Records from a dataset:
************
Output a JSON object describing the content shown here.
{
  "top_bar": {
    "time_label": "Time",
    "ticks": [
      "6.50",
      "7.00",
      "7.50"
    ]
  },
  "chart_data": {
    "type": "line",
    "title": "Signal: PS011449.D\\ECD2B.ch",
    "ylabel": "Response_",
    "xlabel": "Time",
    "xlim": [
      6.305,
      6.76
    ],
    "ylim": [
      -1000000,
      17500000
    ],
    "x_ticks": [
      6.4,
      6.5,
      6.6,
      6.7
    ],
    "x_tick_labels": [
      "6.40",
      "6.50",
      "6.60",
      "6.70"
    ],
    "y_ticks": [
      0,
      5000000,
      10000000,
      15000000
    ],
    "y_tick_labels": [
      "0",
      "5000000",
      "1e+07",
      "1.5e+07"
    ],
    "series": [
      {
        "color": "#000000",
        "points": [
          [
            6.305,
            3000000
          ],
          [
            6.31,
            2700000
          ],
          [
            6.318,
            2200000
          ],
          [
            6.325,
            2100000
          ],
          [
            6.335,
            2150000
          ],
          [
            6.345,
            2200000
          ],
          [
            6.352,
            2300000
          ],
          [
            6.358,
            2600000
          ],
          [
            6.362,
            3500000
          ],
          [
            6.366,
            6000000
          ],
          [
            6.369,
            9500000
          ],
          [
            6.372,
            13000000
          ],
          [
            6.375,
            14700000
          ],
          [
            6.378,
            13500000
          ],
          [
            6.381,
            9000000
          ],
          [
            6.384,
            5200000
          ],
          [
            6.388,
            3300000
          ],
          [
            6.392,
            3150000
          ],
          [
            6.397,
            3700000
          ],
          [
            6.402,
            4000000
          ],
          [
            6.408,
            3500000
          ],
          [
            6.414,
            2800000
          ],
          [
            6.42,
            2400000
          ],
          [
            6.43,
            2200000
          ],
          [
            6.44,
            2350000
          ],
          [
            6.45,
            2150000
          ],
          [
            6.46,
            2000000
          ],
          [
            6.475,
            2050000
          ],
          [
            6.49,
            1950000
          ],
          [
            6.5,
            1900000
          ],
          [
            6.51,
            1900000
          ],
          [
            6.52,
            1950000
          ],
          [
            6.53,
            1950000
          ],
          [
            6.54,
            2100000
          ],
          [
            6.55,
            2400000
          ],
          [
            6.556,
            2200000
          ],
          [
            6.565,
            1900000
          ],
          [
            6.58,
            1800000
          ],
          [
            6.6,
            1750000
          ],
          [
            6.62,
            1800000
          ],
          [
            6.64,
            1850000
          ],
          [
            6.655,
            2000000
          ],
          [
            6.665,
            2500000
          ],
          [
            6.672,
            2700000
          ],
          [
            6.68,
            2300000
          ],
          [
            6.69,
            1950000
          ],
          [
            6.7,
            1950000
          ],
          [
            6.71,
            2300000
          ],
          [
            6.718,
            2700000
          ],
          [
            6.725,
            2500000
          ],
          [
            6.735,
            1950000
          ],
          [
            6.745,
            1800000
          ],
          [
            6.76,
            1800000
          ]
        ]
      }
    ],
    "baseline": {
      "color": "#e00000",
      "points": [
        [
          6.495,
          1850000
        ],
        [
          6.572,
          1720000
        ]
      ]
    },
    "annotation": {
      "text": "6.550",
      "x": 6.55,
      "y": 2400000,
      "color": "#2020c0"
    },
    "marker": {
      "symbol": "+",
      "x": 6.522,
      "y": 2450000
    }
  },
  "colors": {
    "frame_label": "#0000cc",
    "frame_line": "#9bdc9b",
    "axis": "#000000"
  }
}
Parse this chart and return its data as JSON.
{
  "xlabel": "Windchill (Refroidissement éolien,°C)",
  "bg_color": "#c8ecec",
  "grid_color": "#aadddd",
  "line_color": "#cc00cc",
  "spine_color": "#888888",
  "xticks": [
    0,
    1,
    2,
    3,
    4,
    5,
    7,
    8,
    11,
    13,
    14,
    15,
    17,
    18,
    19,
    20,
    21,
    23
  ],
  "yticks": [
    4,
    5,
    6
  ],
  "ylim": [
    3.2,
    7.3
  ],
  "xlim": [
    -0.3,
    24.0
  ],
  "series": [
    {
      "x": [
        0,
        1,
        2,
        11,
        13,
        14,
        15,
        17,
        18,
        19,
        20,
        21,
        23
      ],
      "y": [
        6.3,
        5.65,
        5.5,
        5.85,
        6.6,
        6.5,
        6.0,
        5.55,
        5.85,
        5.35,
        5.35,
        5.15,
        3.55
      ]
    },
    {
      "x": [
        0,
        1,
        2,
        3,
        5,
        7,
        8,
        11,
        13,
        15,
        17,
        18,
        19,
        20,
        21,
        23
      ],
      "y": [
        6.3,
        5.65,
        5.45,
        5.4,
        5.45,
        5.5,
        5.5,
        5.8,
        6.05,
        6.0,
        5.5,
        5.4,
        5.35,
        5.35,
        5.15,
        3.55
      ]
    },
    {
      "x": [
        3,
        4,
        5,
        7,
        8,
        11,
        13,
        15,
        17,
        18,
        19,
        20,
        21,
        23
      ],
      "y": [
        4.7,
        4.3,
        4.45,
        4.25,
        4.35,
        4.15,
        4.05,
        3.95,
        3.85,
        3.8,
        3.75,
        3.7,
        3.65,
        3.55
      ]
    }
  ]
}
************
■ Directive ■
Extract the full set of entries word for word.

■ Complete output ■
Output a JSON object describing the content shown here.
{
  "top_bar": {
    "time_label": "Time",
    "ticks": [
      "6.50",
      "7.00",
      "7.50"
    ]
  },
  "chart_data": {
    "type": "line",
    "title": "Signal: PS011449.D\\ECD2B.ch",
    "ylabel": "Response_",
    "xlabel": "Time",
    "xlim": [
      6.305,
      6.76
    ],
    "ylim": [
      -1000000,
      17500000
    ],
    "x_ticks": [
      6.4,
      6.5,
      6.6,
      6.7
    ],
    "x_tick_labels": [
      "6.40",
      "6.50",
      "6.60",
      "6.70"
    ],
    "y_ticks": [
      0,
      5000000,
      10000000,
      15000000
    ],
    "y_tick_labels": [
      "0",
      "5000000",
      "1e+07",
      "1.5e+07"
    ],
    "series": [
      {
        "color": "#000000",
        "points": [
          [
            6.305,
            3000000
          ],
          [
            6.31,
            2700000
          ],
          [
            6.318,
            2200000
          ],
          [
            6.325,
            2100000
          ],
          [
            6.335,
            2150000
          ],
          [
            6.345,
            2200000
          ],
          [
            6.352,
            2300000
          ],
          [
            6.358,
            2600000
          ],
          [
            6.362,
            3500000
          ],
          [
            6.366,
            6000000
          ],
          [
            6.369,
            9500000
          ],
          [
            6.372,
            13000000
          ],
          [
            6.375,
            14700000
          ],
          [
            6.378,
            13500000
          ],
          [
            6.381,
            9000000
          ],
          [
            6.384,
            5200000
          ],
          [
            6.388,
            3300000
          ],
          [
            6.392,
            3150000
          ],
          [
            6.397,
            3700000
          ],
          [
            6.402,
            4000000
          ],
          [
            6.408,
            3500000
          ],
          [
            6.414,
            2800000
          ],
          [
            6.42,
            2400000
          ],
          [
            6.43,
            2200000
          ],
          [
            6.44,
            2350000
          ],
          [
            6.45,
            2150000
          ],
          [
            6.46,
            2000000
          ],
          [
            6.475,
            2050000
          ],
          [
            6.49,
            1950000
          ],
          [
            6.5,
            1900000
          ],
          [
            6.51,
            1900000
          ],
          [
            6.52,
            1950000
          ],
          [
            6.53,
            1950000
          ],
          [
            6.54,
            2100000
          ],
          [
            6.55,
            2400000
          ],
          [
            6.556,
            2200000
          ],
          [
            6.565,
            1900000
          ],
          [
            6.58,
            1800000
          ],
          [
            6.6,
            1750000
          ],
          [
            6.62,
            1800000
          ],
          [
            6.64,
            1850000
          ],
          [
            6.655,
            2000000
          ],
          [
            6.665,
            2500000
          ],
          [
            6.672,
            2700000
          ],
          [
            6.68,
            2300000
          ],
          [
            6.69,
            1950000
          ],
          [
            6.7,
            1950000
          ],
          [
            6.71,
            2300000
          ],
          [
            6.718,
            2700000
          ],
          [
            6.725,
            2500000
          ],
          [
            6.735,
            1950000
          ],
          [
            6.745,
            1800000
          ],
          [
            6.76,
            1800000
          ]
        ]
      }
    ],
    "baseline": {
      "color": "#e00000",
      "points": [
        [
          6.495,
          1850000
        ],
        [
          6.572,
          1720000
        ]
      ]
    },
    "annotation": {
      "text": "6.550",
      "x": 6.55,
      "y": 2400000,
      "color": "#2020c0"
    },
    "marker": {
      "symbol": "+",
      "x": 6.522,
      "y": 2450000
    }
  },
  "colors": {
    "frame_label": "#0000cc",
    "frame_line": "#9bdc9b",
    "axis": "#000000"
  }
}
Parse this chart and return its data as JSON.
{
  "xlabel": "Windchill (Refroidissement éolien,°C)",
  "bg_color": "#c8ecec",
  "grid_color": "#aadddd",
  "line_color": "#cc00cc",
  "spine_color": "#888888",
  "xticks": [
    0,
    1,
    2,
    3,
    4,
    5,
    7,
    8,
    11,
    13,
    14,
    15,
    17,
    18,
    19,
    20,
    21,
    23
  ],
  "yticks": [
    4,
    5,
    6
  ],
  "ylim": [
    3.2,
    7.3
  ],
  "xlim": [
    -0.3,
    24.0
  ],
  "series": [
    {
      "x": [
        0,
        1,
        2,
        11,
        13,
        14,
        15,
        17,
        18,
        19,
        20,
        21,
        23
      ],
      "y": [
        6.3,
        5.65,
        5.5,
        5.85,
        6.6,
        6.5,
        6.0,
        5.55,
        5.85,
        5.35,
        5.35,
        5.15,
        3.55
      ]
    },
    {
      "x": [
        0,
        1,
        2,
        3,
        5,
        7,
        8,
        11,
        13,
        15,
        17,
        18,
        19,
        20,
        21,
        23
      ],
      "y": [
        6.3,
        5.65,
        5.45,
        5.4,
        5.45,
        5.5,
        5.5,
        5.8,
        6.05,
        6.0,
        5.5,
        5.4,
        5.35,
        5.35,
        5.15,
        3.55
      ]
    },
    {
      "x": [
        3,
        4,
        5,
        7,
        8,
        11,
        13,
        15,
        17,
        18,
        19,
        20,
        21,
        23
      ],
      "y": [
        4.7,
        4.3,
        4.45,
        4.25,
        4.35,
        4.15,
        4.05,
        3.95,
        3.85,
        3.8,
        3.75,
        3.7,
        3.65,
        3.55
      ]
    }
  ]
}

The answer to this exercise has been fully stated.